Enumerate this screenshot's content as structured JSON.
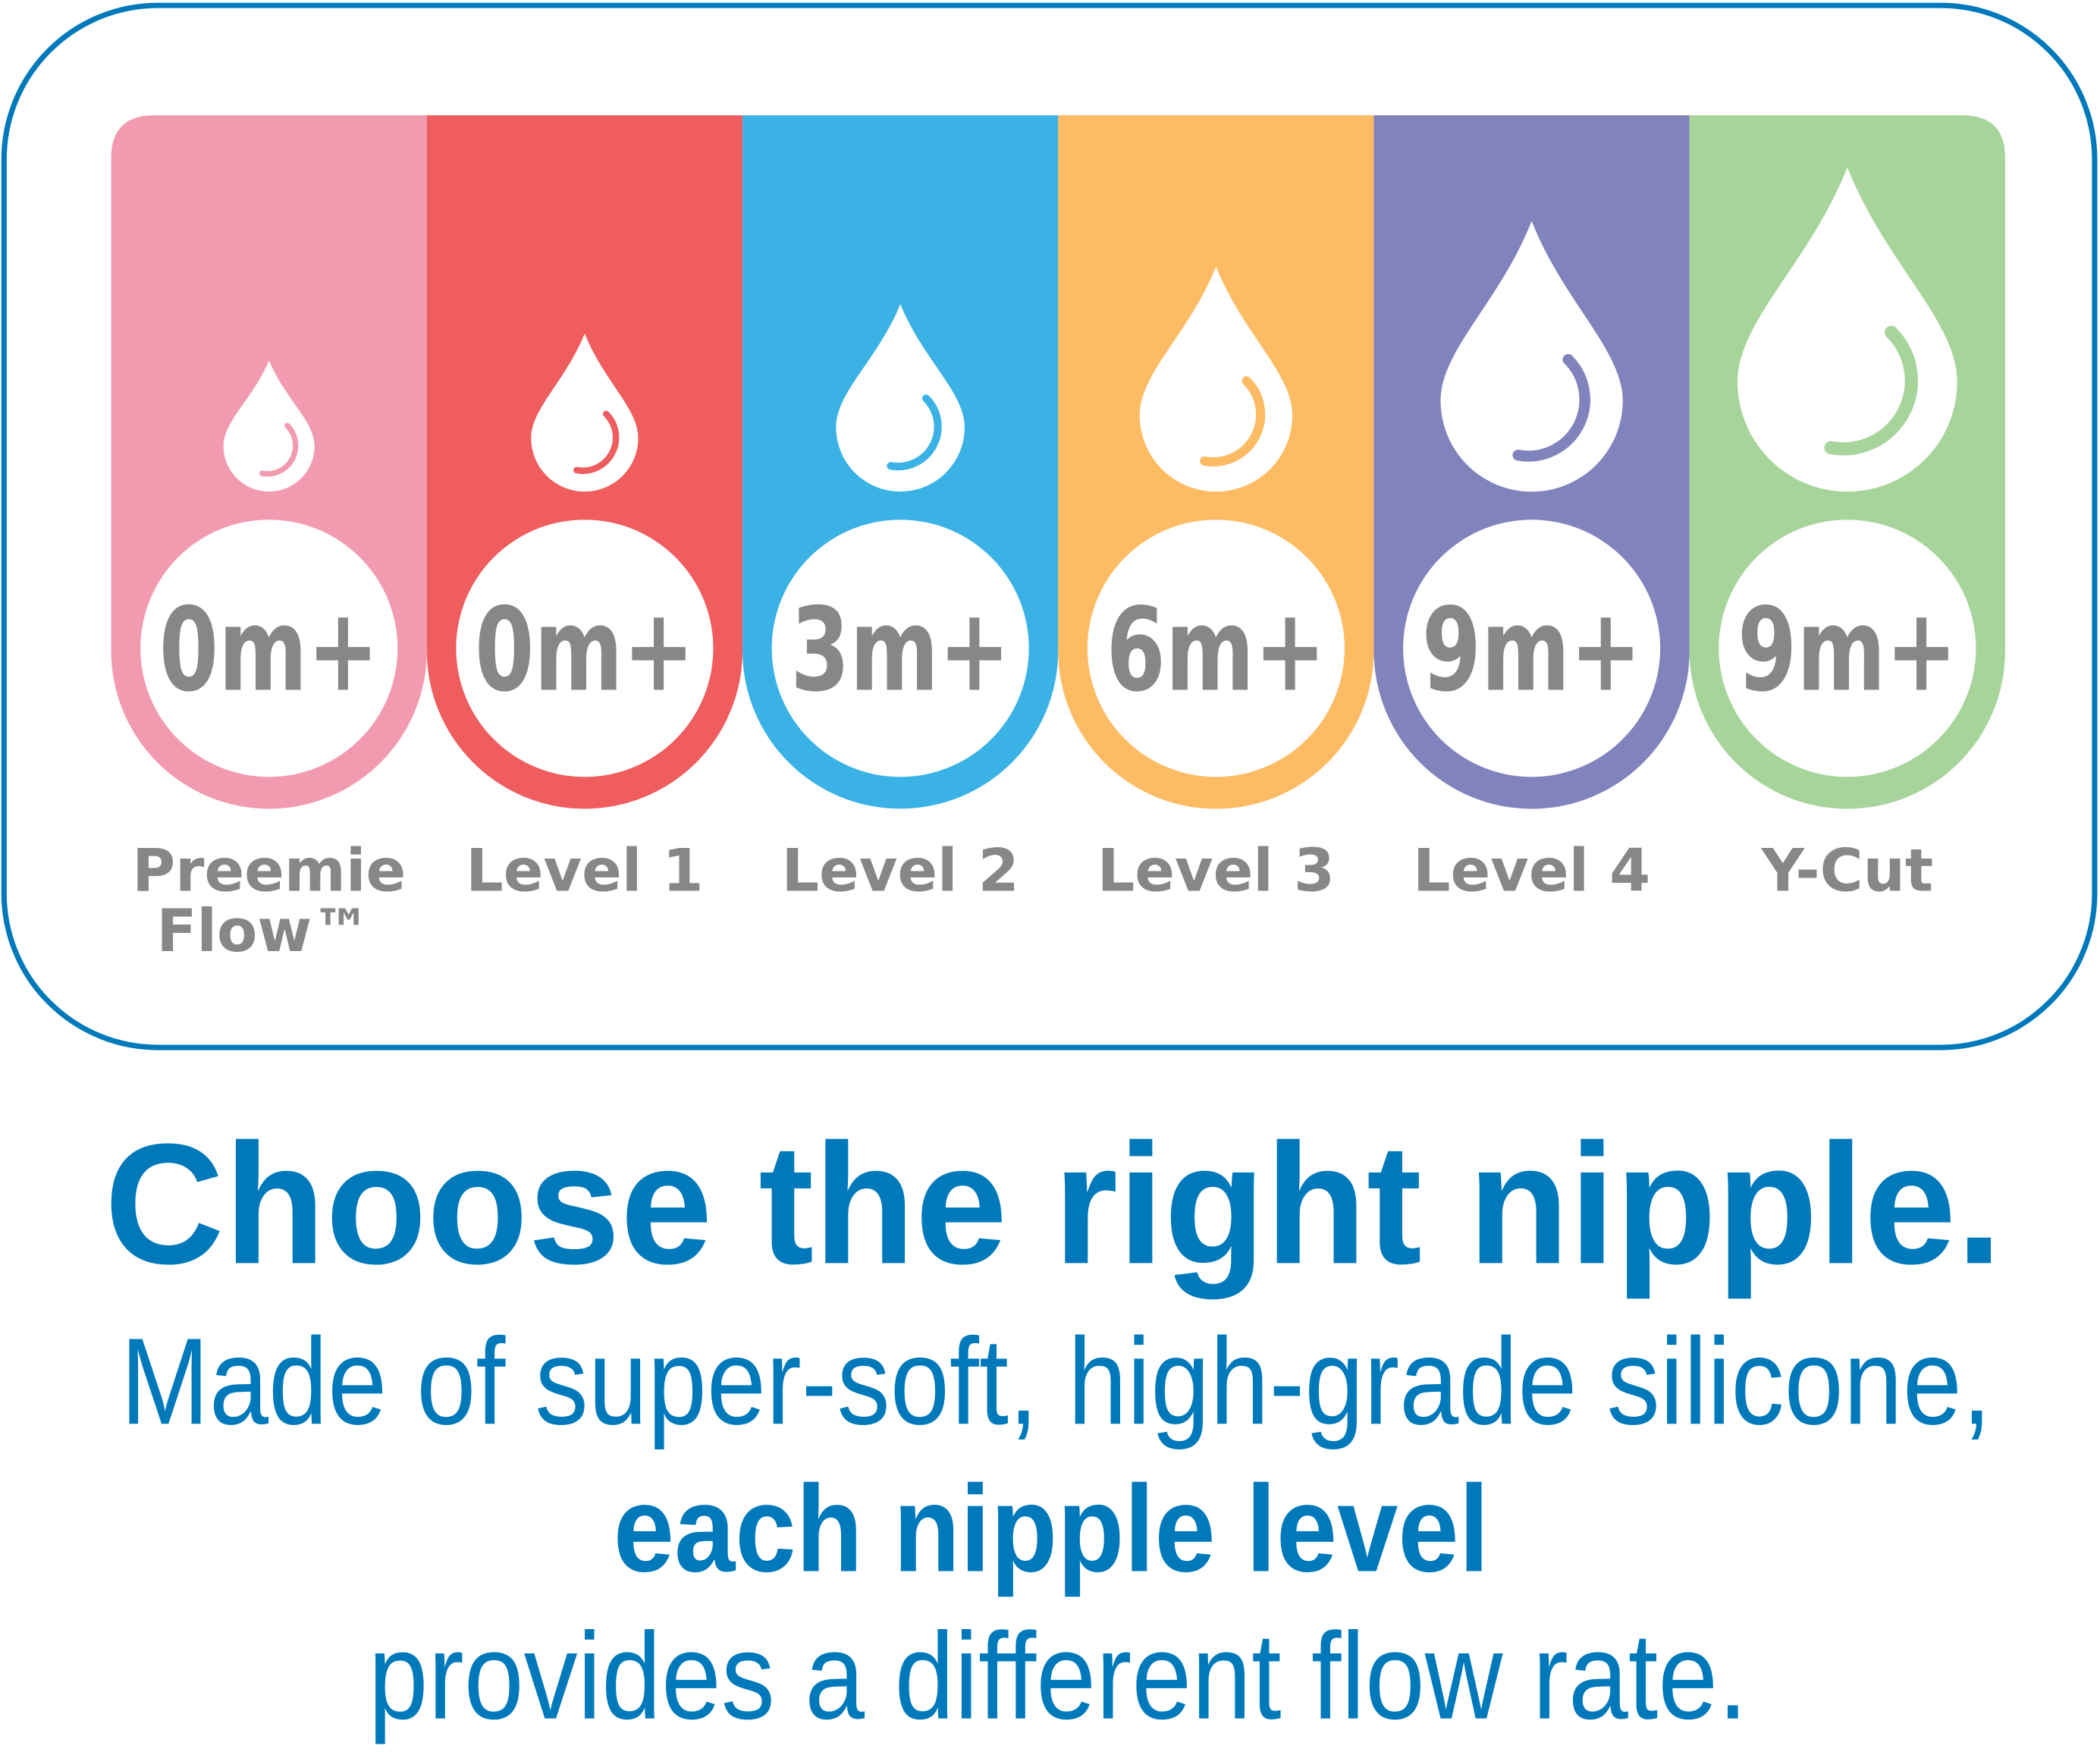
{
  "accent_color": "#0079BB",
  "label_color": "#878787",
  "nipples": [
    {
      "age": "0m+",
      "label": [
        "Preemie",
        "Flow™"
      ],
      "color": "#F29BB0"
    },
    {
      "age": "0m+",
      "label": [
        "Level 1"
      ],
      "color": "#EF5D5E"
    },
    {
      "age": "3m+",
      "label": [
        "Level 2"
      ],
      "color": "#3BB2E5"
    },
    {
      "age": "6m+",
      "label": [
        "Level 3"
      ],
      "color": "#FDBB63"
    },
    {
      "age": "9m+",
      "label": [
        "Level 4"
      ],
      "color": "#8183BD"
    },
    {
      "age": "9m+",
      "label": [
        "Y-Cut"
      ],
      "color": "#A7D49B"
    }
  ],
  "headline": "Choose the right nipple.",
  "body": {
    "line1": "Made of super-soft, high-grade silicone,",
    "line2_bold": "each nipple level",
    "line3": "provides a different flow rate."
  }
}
——
* _Instructions for the task_
Write out the listing above again, exactly, but with no pictures in the copy.

* _Answer in full_
Enumerate this screenshot's content as structured JSON.
{
  "accent_color": "#0079BB",
  "label_color": "#878787",
  "nipples": [
    {
      "age": "0m+",
      "label": [
        "Preemie",
        "Flow™"
      ],
      "color": "#F29BB0"
    },
    {
      "age": "0m+",
      "label": [
        "Level 1"
      ],
      "color": "#EF5D5E"
    },
    {
      "age": "3m+",
      "label": [
        "Level 2"
      ],
      "color": "#3BB2E5"
    },
    {
      "age": "6m+",
      "label": [
        "Level 3"
      ],
      "color": "#FDBB63"
    },
    {
      "age": "9m+",
      "label": [
        "Level 4"
      ],
      "color": "#8183BD"
    },
    {
      "age": "9m+",
      "label": [
        "Y-Cut"
      ],
      "color": "#A7D49B"
    }
  ],
  "headline": "Choose the right nipple.",
  "body": {
    "line1": "Made of super-soft, high-grade silicone,",
    "line2_bold": "each nipple level",
    "line3": "provides a different flow rate."
  }
}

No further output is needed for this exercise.